From the entries below, pull out each line where "state" appears.
--- Source records ---
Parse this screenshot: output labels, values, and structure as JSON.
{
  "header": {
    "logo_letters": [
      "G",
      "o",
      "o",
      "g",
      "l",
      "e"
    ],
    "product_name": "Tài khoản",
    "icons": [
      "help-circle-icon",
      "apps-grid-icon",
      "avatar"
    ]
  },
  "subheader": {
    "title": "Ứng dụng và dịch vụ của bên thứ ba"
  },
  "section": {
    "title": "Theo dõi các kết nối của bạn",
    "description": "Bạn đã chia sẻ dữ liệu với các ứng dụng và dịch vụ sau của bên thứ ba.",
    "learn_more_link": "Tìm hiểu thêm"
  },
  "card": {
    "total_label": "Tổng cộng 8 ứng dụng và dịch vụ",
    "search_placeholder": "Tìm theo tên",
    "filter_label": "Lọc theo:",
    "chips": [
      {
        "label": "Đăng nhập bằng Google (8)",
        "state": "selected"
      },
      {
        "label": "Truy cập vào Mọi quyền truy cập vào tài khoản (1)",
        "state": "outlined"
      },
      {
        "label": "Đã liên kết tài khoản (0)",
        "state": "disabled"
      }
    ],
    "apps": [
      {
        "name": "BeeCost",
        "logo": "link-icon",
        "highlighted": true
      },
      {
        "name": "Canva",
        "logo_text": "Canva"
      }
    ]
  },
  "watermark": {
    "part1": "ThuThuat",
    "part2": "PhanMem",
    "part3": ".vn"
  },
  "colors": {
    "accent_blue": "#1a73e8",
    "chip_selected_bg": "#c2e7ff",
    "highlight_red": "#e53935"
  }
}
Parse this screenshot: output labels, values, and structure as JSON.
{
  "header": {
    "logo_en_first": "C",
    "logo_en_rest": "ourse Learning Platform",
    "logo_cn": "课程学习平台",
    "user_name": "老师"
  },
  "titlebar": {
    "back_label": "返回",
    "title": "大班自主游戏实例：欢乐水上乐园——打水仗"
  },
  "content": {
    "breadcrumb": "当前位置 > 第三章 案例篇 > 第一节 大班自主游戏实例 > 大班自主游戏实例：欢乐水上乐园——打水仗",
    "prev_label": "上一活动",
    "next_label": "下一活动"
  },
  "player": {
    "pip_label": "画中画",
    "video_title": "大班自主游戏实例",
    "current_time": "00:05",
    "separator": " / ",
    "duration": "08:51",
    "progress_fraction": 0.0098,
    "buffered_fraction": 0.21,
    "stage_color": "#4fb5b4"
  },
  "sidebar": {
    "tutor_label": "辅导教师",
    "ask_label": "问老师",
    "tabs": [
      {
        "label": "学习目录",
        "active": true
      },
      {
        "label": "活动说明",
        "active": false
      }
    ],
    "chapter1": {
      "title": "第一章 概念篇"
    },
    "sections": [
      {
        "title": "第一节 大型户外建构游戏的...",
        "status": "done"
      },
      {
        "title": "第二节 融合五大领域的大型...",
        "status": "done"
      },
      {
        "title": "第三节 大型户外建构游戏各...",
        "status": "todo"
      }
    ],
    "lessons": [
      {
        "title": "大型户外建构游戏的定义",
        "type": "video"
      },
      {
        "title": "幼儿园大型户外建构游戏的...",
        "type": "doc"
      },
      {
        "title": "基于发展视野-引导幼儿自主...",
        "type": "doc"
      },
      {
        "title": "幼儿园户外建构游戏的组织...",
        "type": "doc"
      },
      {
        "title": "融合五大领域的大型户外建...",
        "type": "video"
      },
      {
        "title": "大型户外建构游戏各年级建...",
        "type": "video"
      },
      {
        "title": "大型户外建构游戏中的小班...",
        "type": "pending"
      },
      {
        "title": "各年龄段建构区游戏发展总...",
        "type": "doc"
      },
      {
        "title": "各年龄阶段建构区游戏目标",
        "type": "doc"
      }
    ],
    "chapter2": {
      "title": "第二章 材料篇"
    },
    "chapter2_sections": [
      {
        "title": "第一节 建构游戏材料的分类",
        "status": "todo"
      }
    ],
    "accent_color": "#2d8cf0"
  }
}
---
• Solved problem:
        "state": "selected"
        "state": "outlined"
        "state": "disabled"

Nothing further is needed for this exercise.